**AIM**
Could you copy out every one of the lines below, character for character, without changing anything?

**MATERIAL PROVIDED**
□ □ □ □

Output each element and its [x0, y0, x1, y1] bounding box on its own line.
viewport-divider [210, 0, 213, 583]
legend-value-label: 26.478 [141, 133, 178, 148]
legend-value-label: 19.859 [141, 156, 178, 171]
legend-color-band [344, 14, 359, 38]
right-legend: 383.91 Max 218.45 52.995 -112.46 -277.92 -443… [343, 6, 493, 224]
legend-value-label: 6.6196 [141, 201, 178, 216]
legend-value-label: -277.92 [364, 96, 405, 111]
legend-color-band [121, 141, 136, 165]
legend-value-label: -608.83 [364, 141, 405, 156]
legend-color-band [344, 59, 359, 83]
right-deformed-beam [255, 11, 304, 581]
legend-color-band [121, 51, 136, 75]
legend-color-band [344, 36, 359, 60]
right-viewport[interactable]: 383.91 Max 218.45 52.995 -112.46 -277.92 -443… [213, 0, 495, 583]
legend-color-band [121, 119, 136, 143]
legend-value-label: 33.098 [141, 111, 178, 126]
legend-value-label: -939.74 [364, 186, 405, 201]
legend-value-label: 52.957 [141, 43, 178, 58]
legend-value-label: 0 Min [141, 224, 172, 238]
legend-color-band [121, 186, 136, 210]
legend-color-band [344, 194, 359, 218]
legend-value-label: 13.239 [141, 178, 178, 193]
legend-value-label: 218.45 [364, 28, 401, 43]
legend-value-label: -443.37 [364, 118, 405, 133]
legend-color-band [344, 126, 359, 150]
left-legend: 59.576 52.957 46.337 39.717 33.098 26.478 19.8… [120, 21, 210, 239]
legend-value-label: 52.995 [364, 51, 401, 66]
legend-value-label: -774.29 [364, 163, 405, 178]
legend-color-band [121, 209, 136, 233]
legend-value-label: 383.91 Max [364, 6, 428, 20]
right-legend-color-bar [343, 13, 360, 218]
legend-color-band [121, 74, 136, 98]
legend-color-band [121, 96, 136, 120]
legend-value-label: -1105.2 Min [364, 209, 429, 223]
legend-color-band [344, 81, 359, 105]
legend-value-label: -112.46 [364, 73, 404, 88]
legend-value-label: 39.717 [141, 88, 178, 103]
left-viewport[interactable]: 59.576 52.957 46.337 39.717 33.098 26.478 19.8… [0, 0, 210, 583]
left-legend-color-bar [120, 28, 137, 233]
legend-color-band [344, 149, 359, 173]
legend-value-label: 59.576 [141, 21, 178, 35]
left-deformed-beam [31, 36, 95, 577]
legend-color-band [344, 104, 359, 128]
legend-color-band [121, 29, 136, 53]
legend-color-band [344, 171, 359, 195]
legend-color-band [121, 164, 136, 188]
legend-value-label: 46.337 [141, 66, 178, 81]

□ □ □ □

**WRITTEN RESPONSE**
Output each element and its [x0, y0, x1, y1] bounding box on its own line.
viewport-divider [210, 0, 213, 583]
legend-value-label: 26.478 [141, 133, 178, 148]
legend-value-label: 19.859 [141, 156, 178, 171]
legend-color-band [344, 14, 359, 38]
right-legend: 383.91 Max 218.45 52.995 -112.46 -277.92 -443… [343, 6, 493, 224]
legend-value-label: 6.6196 [141, 201, 178, 216]
legend-value-label: -277.92 [364, 96, 405, 111]
legend-color-band [121, 141, 136, 165]
legend-value-label: -608.83 [364, 141, 405, 156]
legend-color-band [344, 59, 359, 83]
right-deformed-beam [255, 11, 304, 581]
legend-color-band [121, 51, 136, 75]
legend-color-band [344, 36, 359, 60]
right-viewport[interactable]: 383.91 Max 218.45 52.995 -112.46 -277.92 -443… [213, 0, 495, 583]
legend-color-band [121, 119, 136, 143]
legend-value-label: 33.098 [141, 111, 178, 126]
legend-value-label: -939.74 [364, 186, 405, 201]
legend-value-label: 52.957 [141, 43, 178, 58]
legend-value-label: 0 Min [141, 224, 172, 238]
legend-color-band [121, 186, 136, 210]
legend-color-band [344, 194, 359, 218]
legend-value-label: 13.239 [141, 178, 178, 193]
legend-value-label: 218.45 [364, 28, 401, 43]
legend-value-label: -443.37 [364, 118, 405, 133]
legend-color-band [344, 126, 359, 150]
left-legend: 59.576 52.957 46.337 39.717 33.098 26.478 19.8… [120, 21, 210, 239]
legend-value-label: 52.995 [364, 51, 401, 66]
legend-value-label: -774.29 [364, 163, 405, 178]
legend-color-band [121, 209, 136, 233]
legend-value-label: 383.91 Max [364, 6, 428, 20]
right-legend-color-bar [343, 13, 360, 218]
legend-color-band [121, 74, 136, 98]
legend-color-band [121, 96, 136, 120]
legend-value-label: -1105.2 Min [364, 209, 429, 223]
legend-color-band [344, 81, 359, 105]
legend-value-label: -112.46 [364, 73, 404, 88]
legend-value-label: 39.717 [141, 88, 178, 103]
left-viewport[interactable]: 59.576 52.957 46.337 39.717 33.098 26.478 19.8… [0, 0, 210, 583]
left-legend-color-bar [120, 28, 137, 233]
legend-color-band [344, 149, 359, 173]
legend-value-label: 59.576 [141, 21, 178, 35]
left-deformed-beam [31, 36, 95, 577]
legend-color-band [344, 104, 359, 128]
legend-color-band [121, 29, 136, 53]
legend-color-band [344, 171, 359, 195]
legend-color-band [121, 164, 136, 188]
legend-value-label: 46.337 [141, 66, 178, 81]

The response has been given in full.